What to produce.
Copy the records below exactly, leaving out every picture.

Material.
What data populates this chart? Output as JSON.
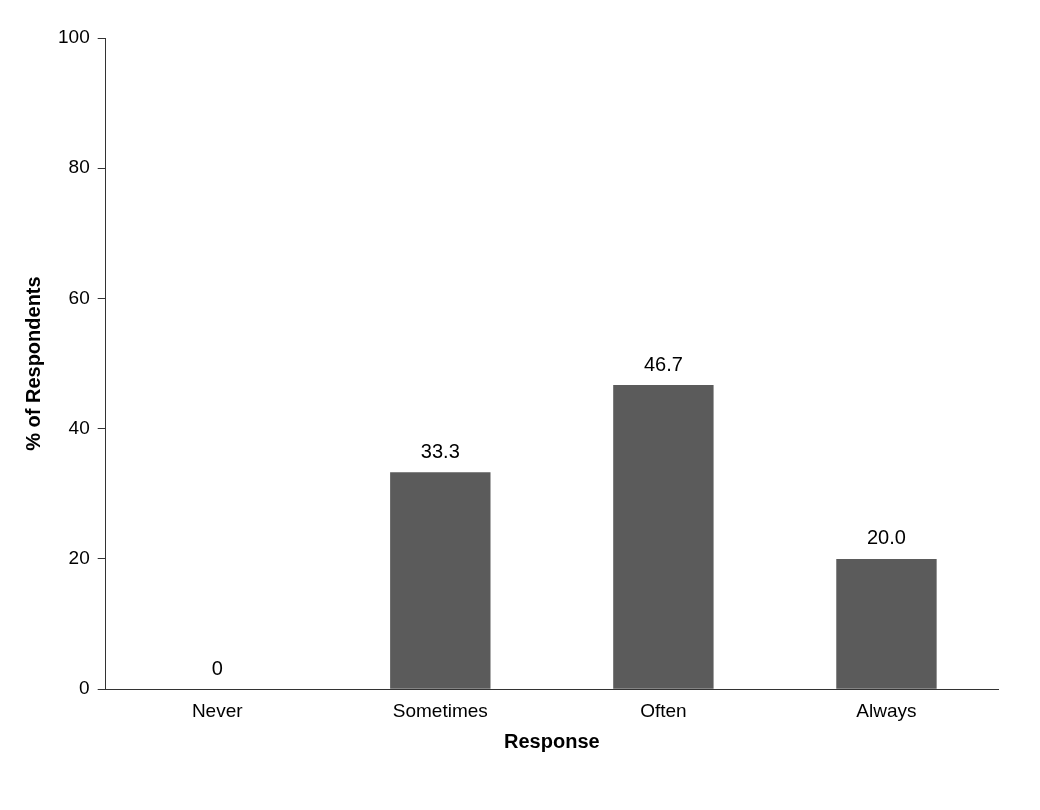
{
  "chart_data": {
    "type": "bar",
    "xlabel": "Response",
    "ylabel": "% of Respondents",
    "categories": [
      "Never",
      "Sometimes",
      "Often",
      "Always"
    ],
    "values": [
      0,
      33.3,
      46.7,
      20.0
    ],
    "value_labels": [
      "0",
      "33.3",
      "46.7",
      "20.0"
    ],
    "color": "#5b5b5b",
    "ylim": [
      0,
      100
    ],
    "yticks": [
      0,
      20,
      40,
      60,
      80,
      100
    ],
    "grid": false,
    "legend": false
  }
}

Answer to the task.
What data populates this chart? Output as JSON.
{
  "chart_data": {
    "type": "bar",
    "xlabel": "Response",
    "ylabel": "% of Respondents",
    "categories": [
      "Never",
      "Sometimes",
      "Often",
      "Always"
    ],
    "values": [
      0,
      33.3,
      46.7,
      20.0
    ],
    "value_labels": [
      "0",
      "33.3",
      "46.7",
      "20.0"
    ],
    "color": "#5b5b5b",
    "ylim": [
      0,
      100
    ],
    "yticks": [
      0,
      20,
      40,
      60,
      80,
      100
    ],
    "grid": false,
    "legend": false
  }
}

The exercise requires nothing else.